→ **TASK DETAILS**: The whole of the data must be transcribed exactly.

*** Begin section ***

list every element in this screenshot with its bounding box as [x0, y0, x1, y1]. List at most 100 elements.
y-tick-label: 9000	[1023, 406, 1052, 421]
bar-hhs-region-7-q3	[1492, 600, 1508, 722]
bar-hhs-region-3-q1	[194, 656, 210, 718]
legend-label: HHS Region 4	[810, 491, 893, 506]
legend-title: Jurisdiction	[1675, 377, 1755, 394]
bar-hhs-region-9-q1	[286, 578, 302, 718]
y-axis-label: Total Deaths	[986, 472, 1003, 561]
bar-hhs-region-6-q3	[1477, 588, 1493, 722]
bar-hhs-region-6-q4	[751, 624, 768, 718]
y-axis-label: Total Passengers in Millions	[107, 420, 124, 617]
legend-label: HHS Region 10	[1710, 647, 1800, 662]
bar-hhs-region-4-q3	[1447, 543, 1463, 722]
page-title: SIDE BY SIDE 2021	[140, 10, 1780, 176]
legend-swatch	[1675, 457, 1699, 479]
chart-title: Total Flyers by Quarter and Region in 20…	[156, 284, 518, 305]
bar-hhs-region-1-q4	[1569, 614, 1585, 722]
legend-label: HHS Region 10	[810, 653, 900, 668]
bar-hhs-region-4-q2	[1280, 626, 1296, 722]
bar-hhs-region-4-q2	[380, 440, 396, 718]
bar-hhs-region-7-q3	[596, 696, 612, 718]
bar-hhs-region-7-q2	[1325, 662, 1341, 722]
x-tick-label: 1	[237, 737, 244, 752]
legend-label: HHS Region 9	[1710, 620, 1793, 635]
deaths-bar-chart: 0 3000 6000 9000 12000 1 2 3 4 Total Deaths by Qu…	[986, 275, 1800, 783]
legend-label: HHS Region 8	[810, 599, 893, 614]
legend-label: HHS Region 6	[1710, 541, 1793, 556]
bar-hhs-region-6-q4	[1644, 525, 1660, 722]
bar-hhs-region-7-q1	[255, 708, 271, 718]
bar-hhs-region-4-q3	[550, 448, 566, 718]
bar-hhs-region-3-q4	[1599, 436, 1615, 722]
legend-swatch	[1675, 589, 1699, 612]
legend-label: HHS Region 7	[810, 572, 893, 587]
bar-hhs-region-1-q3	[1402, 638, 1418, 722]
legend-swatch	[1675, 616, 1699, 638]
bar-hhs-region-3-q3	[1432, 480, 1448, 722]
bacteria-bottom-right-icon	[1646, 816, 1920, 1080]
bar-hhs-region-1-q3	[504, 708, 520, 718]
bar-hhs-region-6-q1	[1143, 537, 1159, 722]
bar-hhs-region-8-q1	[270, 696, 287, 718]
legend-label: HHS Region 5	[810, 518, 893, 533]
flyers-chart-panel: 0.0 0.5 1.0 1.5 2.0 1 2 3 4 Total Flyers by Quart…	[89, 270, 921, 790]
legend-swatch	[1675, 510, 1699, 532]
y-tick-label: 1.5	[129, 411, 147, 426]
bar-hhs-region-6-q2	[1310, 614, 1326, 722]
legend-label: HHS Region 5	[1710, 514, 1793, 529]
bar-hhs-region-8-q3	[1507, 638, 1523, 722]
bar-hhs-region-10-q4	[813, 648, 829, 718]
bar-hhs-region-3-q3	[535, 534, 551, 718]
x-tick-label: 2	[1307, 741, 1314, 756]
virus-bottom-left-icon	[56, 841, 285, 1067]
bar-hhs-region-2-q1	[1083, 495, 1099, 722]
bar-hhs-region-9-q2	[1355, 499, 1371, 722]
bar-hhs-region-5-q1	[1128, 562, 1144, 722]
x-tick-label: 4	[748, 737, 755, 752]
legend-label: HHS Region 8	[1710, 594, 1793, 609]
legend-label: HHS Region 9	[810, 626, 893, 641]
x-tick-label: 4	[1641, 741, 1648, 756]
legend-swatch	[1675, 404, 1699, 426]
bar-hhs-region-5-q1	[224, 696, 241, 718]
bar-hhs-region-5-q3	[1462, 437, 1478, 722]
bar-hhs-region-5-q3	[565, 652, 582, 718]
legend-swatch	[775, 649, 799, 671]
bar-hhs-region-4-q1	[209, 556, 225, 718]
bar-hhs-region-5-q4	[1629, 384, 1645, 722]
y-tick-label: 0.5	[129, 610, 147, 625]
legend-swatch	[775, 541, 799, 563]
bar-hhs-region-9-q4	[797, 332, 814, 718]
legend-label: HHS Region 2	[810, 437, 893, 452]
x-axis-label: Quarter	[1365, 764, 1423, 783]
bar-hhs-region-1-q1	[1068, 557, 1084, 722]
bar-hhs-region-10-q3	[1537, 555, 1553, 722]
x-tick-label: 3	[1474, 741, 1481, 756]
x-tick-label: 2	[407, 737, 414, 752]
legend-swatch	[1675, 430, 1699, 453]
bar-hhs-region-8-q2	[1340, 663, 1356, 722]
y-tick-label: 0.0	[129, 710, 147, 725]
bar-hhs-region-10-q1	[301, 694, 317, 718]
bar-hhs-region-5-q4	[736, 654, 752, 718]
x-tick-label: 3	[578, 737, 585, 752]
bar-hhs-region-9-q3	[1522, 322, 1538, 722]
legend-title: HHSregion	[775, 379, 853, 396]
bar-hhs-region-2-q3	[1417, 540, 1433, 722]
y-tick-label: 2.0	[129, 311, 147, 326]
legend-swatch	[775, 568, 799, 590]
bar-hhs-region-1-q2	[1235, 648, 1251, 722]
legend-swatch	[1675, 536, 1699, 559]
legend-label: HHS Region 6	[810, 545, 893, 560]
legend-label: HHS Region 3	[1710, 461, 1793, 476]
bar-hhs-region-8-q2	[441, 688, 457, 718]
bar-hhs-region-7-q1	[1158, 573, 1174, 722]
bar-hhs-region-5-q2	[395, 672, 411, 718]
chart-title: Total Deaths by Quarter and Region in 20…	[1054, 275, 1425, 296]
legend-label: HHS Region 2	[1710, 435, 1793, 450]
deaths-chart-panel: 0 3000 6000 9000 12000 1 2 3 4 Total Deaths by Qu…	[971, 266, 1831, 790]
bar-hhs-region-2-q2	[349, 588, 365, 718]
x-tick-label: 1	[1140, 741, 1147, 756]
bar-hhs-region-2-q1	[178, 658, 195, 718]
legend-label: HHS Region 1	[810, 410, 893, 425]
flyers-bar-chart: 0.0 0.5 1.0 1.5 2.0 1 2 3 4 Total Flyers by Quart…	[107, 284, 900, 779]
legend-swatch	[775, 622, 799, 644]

*** End section ***

→ **FINISHED TASK**:
list every element in this screenshot with its bounding box as [x0, y0, x1, y1]. List at most 100 elements.
y-tick-label: 9000	[1023, 406, 1052, 421]
bar-hhs-region-7-q3	[1492, 600, 1508, 722]
bar-hhs-region-3-q1	[194, 656, 210, 718]
legend-label: HHS Region 4	[810, 491, 893, 506]
legend-title: Jurisdiction	[1675, 377, 1755, 394]
bar-hhs-region-9-q1	[286, 578, 302, 718]
y-axis-label: Total Deaths	[986, 472, 1003, 561]
bar-hhs-region-6-q3	[1477, 588, 1493, 722]
bar-hhs-region-6-q4	[751, 624, 768, 718]
y-axis-label: Total Passengers in Millions	[107, 420, 124, 617]
legend-label: HHS Region 10	[1710, 647, 1800, 662]
bar-hhs-region-4-q3	[1447, 543, 1463, 722]
page-title: SIDE BY SIDE 2021	[140, 10, 1780, 176]
legend-swatch	[1675, 457, 1699, 479]
chart-title: Total Flyers by Quarter and Region in 20…	[156, 284, 518, 305]
bar-hhs-region-1-q4	[1569, 614, 1585, 722]
legend-label: HHS Region 10	[810, 653, 900, 668]
bar-hhs-region-4-q2	[1280, 626, 1296, 722]
bar-hhs-region-4-q2	[380, 440, 396, 718]
bar-hhs-region-7-q3	[596, 696, 612, 718]
bar-hhs-region-7-q2	[1325, 662, 1341, 722]
x-tick-label: 1	[237, 737, 244, 752]
legend-label: HHS Region 9	[1710, 620, 1793, 635]
deaths-bar-chart: 0 3000 6000 9000 12000 1 2 3 4 Total Deaths by Qu…	[986, 275, 1800, 783]
legend-label: HHS Region 8	[810, 599, 893, 614]
legend-label: HHS Region 6	[1710, 541, 1793, 556]
bar-hhs-region-6-q4	[1644, 525, 1660, 722]
bar-hhs-region-7-q1	[255, 708, 271, 718]
bar-hhs-region-4-q3	[550, 448, 566, 718]
bar-hhs-region-3-q4	[1599, 436, 1615, 722]
legend-swatch	[1675, 589, 1699, 612]
legend-label: HHS Region 7	[810, 572, 893, 587]
bar-hhs-region-1-q3	[1402, 638, 1418, 722]
legend-swatch	[1675, 616, 1699, 638]
bar-hhs-region-3-q3	[1432, 480, 1448, 722]
bacteria-bottom-right-icon	[1646, 816, 1920, 1080]
bar-hhs-region-1-q3	[504, 708, 520, 718]
bar-hhs-region-6-q1	[1143, 537, 1159, 722]
bar-hhs-region-8-q1	[270, 696, 287, 718]
legend-label: HHS Region 5	[810, 518, 893, 533]
flyers-chart-panel: 0.0 0.5 1.0 1.5 2.0 1 2 3 4 Total Flyers by Quart…	[89, 270, 921, 790]
legend-swatch	[1675, 510, 1699, 532]
y-tick-label: 1.5	[129, 411, 147, 426]
bar-hhs-region-6-q2	[1310, 614, 1326, 722]
legend-label: HHS Region 5	[1710, 514, 1793, 529]
bar-hhs-region-8-q3	[1507, 638, 1523, 722]
bar-hhs-region-10-q4	[813, 648, 829, 718]
bar-hhs-region-3-q3	[535, 534, 551, 718]
x-tick-label: 2	[1307, 741, 1314, 756]
virus-bottom-left-icon	[56, 841, 285, 1067]
bar-hhs-region-2-q1	[1083, 495, 1099, 722]
bar-hhs-region-9-q2	[1355, 499, 1371, 722]
bar-hhs-region-5-q1	[1128, 562, 1144, 722]
x-tick-label: 4	[748, 737, 755, 752]
legend-label: HHS Region 8	[1710, 594, 1793, 609]
legend-label: HHS Region 9	[810, 626, 893, 641]
x-tick-label: 4	[1641, 741, 1648, 756]
legend-swatch	[1675, 404, 1699, 426]
bar-hhs-region-5-q1	[224, 696, 241, 718]
bar-hhs-region-5-q3	[1462, 437, 1478, 722]
bar-hhs-region-5-q3	[565, 652, 582, 718]
legend-swatch	[775, 649, 799, 671]
bar-hhs-region-4-q1	[209, 556, 225, 718]
bar-hhs-region-5-q4	[1629, 384, 1645, 722]
y-tick-label: 0.5	[129, 610, 147, 625]
legend-swatch	[775, 541, 799, 563]
bar-hhs-region-9-q4	[797, 332, 814, 718]
legend-label: HHS Region 2	[810, 437, 893, 452]
x-axis-label: Quarter	[1365, 764, 1423, 783]
bar-hhs-region-1-q1	[1068, 557, 1084, 722]
bar-hhs-region-10-q3	[1537, 555, 1553, 722]
x-tick-label: 3	[1474, 741, 1481, 756]
x-tick-label: 2	[407, 737, 414, 752]
legend-swatch	[1675, 430, 1699, 453]
bar-hhs-region-8-q2	[1340, 663, 1356, 722]
y-tick-label: 0.0	[129, 710, 147, 725]
bar-hhs-region-10-q1	[301, 694, 317, 718]
bar-hhs-region-5-q4	[736, 654, 752, 718]
x-tick-label: 3	[578, 737, 585, 752]
bar-hhs-region-9-q3	[1522, 322, 1538, 722]
legend-title: HHSregion	[775, 379, 853, 396]
bar-hhs-region-2-q3	[1417, 540, 1433, 722]
y-tick-label: 2.0	[129, 311, 147, 326]
legend-swatch	[775, 568, 799, 590]
bar-hhs-region-1-q2	[1235, 648, 1251, 722]
legend-swatch	[1675, 536, 1699, 559]
legend-label: HHS Region 6	[810, 545, 893, 560]
legend-label: HHS Region 3	[1710, 461, 1793, 476]
bar-hhs-region-8-q2	[441, 688, 457, 718]
bar-hhs-region-7-q1	[1158, 573, 1174, 722]
bar-hhs-region-5-q2	[395, 672, 411, 718]
chart-title: Total Deaths by Quarter and Region in 20…	[1054, 275, 1425, 296]
legend-label: HHS Region 2	[1710, 435, 1793, 450]
deaths-chart-panel: 0 3000 6000 9000 12000 1 2 3 4 Total Deaths by Qu…	[971, 266, 1831, 790]
bar-hhs-region-2-q2	[349, 588, 365, 718]
x-tick-label: 1	[1140, 741, 1147, 756]
bar-hhs-region-2-q1	[178, 658, 195, 718]
legend-label: HHS Region 1	[810, 410, 893, 425]
flyers-bar-chart: 0.0 0.5 1.0 1.5 2.0 1 2 3 4 Total Flyers by Quart…	[107, 284, 900, 779]
legend-swatch	[775, 622, 799, 644]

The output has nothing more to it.